##### PASAJE PROPORCIONADO

De igual manera, seguimos discutiendo la educación sexual desde una lógica informativa, pero no transformadora. Los foros sobre sexualidad suelen enfocarse en la prevención del embarazo o en el uso del condón, pero no en temas como el consentimiento, el placer, la diversidad sexual, o el derecho a decidir sobre nuestros cuerpos. Todo esto tiene raíces adultocentristas: se teme hablar con jóvenes de estos temas porque se asume que “no están listos” o “no deben saber demasiado”.
Es urgente repensar la forma en que diseñamos y ejecutamos políticas públicas. No se trata solo de sumar a jóvenes a las mesas de decisión, sino de permitirles construir desde sus propias perspectivas, con libertad, respeto y responsabilidad.
Del respeto impuesto al respeto ético
Una de las enseñanzas más profundas que me ha dejado la docencia es la necesidad de construir relaciones horizontales con el estudiantado. La idea tradicional de que el respeto se basa en la jerarquía —“respetar porque soy mayor”, “porque soy tu profesora”— se contrapone a una visión ética del respeto, donde este se fundamenta en el reconocimiento mutuo, en la empatía y en la escucha activa, sin importar la edad, el sexo, el género o cualquier otra condición.

##########
##### ENTRADAS EXTRAÍDAS

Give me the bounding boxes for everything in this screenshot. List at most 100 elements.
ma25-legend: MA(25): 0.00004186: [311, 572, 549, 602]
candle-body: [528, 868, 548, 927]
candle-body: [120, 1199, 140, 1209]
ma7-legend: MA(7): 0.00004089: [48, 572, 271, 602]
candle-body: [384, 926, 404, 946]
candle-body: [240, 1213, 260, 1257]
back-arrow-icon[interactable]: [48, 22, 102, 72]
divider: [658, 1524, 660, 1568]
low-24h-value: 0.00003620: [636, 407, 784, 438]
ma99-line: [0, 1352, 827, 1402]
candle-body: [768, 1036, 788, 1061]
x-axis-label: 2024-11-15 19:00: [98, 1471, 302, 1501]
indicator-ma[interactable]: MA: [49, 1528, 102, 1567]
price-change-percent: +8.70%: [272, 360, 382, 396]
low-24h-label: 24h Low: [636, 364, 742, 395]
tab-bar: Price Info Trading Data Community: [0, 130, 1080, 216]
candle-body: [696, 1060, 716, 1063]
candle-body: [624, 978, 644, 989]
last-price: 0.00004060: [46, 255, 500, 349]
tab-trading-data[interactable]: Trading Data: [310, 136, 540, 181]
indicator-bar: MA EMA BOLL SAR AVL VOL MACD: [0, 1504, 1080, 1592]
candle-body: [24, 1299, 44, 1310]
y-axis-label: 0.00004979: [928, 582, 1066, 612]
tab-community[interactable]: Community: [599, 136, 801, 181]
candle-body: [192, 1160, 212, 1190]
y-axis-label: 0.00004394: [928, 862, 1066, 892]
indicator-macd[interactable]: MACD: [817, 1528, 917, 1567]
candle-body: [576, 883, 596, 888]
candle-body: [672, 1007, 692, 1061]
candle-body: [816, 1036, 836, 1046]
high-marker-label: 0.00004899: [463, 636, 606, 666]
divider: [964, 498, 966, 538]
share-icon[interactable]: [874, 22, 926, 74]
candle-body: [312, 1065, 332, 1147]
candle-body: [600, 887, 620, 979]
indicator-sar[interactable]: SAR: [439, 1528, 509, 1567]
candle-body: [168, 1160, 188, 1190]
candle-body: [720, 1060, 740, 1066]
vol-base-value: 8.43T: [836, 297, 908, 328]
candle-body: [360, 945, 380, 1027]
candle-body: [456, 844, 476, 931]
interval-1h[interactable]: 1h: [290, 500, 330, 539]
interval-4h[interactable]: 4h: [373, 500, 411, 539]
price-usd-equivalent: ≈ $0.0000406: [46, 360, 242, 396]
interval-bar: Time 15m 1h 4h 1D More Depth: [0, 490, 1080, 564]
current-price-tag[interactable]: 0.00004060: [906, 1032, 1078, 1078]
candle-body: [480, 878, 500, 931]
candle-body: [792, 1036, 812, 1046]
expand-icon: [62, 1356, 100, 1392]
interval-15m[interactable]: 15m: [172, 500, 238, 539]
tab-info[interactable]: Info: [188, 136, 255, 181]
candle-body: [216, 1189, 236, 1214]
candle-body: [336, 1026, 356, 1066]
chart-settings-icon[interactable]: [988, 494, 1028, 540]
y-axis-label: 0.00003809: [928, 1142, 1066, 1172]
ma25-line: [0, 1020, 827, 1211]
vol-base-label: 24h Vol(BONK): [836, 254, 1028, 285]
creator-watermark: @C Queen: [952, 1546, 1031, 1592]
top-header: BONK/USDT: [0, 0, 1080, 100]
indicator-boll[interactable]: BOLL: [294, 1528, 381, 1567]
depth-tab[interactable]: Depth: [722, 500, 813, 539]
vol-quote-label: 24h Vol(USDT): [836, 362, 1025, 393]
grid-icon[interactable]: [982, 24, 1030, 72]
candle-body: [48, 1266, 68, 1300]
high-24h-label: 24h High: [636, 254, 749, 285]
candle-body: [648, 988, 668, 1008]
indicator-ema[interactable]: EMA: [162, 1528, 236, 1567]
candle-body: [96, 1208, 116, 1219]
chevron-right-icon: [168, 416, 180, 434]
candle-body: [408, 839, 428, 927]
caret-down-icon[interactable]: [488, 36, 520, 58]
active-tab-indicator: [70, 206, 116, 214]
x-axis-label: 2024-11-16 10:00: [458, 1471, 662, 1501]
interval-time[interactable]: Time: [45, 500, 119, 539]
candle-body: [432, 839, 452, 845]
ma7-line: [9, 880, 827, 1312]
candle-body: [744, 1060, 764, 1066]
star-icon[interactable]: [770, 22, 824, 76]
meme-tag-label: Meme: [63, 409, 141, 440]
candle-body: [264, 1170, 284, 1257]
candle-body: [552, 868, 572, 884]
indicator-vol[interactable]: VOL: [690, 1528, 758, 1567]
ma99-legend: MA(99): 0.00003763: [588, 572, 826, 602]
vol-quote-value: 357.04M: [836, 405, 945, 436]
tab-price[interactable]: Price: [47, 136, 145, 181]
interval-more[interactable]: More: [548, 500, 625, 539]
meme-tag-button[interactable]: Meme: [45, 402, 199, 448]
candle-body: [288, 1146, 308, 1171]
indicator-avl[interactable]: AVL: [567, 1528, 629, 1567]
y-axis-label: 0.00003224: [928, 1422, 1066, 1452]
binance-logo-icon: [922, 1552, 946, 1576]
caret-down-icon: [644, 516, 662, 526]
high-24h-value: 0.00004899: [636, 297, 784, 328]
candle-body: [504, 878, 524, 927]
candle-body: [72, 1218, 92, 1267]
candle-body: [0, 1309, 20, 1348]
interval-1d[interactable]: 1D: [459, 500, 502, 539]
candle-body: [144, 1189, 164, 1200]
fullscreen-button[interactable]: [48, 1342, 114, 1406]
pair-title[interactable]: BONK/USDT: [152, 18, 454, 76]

##########

- [QUÉ HACER]
1. Según el pasaje sobre educación sexual y juventud, ¿en qué suelen enfocarse los foros sobre sexualidad?
2. Reproduce sin cambios las líneas de las entradas, comenzando por la primera y terminando en la que contiene "candle-body: [576, 883, 596, 888]", ambas incluidas.
Las entradas no tienen relación alguna con el pasaje.

- [RESULTADOS FINALES]
1. En la prevención del embarazo o en el uso del condón.

2.
Give me the bounding boxes for everything in this screenshot. List at most 100 elements.
ma25-legend: MA(25): 0.00004186: [311, 572, 549, 602]
candle-body: [528, 868, 548, 927]
candle-body: [120, 1199, 140, 1209]
ma7-legend: MA(7): 0.00004089: [48, 572, 271, 602]
candle-body: [384, 926, 404, 946]
candle-body: [240, 1213, 260, 1257]
back-arrow-icon[interactable]: [48, 22, 102, 72]
divider: [658, 1524, 660, 1568]
low-24h-value: 0.00003620: [636, 407, 784, 438]
ma99-line: [0, 1352, 827, 1402]
candle-body: [768, 1036, 788, 1061]
x-axis-label: 2024-11-15 19:00: [98, 1471, 302, 1501]
indicator-ma[interactable]: MA: [49, 1528, 102, 1567]
price-change-percent: +8.70%: [272, 360, 382, 396]
low-24h-label: 24h Low: [636, 364, 742, 395]
tab-bar: Price Info Trading Data Community: [0, 130, 1080, 216]
candle-body: [696, 1060, 716, 1063]
candle-body: [624, 978, 644, 989]
last-price: 0.00004060: [46, 255, 500, 349]
tab-trading-data[interactable]: Trading Data: [310, 136, 540, 181]
indicator-bar: MA EMA BOLL SAR AVL VOL MACD: [0, 1504, 1080, 1592]
candle-body: [24, 1299, 44, 1310]
y-axis-label: 0.00004979: [928, 582, 1066, 612]
tab-community[interactable]: Community: [599, 136, 801, 181]
candle-body: [192, 1160, 212, 1190]
y-axis-label: 0.00004394: [928, 862, 1066, 892]
indicator-macd[interactable]: MACD: [817, 1528, 917, 1567]
candle-body: [576, 883, 596, 888]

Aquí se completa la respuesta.